═════ Entries shown ═════
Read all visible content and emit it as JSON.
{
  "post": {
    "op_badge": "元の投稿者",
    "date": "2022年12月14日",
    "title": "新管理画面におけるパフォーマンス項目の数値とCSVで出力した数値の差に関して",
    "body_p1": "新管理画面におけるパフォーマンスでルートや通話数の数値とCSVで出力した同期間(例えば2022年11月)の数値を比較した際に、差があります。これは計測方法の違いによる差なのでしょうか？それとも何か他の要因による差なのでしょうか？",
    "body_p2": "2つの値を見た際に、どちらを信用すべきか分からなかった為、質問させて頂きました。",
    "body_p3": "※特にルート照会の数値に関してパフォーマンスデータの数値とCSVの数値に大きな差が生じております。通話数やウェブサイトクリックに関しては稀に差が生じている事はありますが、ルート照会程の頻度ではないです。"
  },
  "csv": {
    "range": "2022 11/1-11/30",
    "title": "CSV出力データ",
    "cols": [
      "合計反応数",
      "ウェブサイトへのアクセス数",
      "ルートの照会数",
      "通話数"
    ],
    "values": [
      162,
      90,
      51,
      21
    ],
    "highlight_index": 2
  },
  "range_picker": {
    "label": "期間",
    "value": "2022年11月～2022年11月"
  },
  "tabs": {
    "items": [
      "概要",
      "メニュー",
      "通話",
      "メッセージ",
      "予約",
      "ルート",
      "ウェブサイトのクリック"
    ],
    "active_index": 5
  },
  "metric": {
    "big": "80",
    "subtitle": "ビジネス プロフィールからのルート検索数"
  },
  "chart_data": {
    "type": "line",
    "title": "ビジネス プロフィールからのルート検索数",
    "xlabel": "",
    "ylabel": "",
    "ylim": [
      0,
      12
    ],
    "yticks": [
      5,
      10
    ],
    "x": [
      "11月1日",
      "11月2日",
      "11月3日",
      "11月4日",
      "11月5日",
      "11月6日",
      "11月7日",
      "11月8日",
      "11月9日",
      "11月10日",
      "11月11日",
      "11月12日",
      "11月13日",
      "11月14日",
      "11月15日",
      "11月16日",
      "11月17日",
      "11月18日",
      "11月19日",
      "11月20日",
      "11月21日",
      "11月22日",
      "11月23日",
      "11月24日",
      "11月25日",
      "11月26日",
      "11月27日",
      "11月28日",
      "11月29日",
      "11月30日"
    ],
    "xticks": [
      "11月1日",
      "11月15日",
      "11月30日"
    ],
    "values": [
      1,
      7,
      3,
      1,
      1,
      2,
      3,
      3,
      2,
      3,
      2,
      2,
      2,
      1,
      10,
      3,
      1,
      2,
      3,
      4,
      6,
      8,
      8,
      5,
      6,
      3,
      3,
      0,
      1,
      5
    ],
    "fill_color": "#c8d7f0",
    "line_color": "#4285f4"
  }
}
═════
Work to do: Look over the material above and show each line where "プロフィールからのルート検索数" appears.

Solution:
    "subtitle": "ビジネス プロフィールからのルート検索数"
    "title": "ビジネス プロフィールからのルート検索数",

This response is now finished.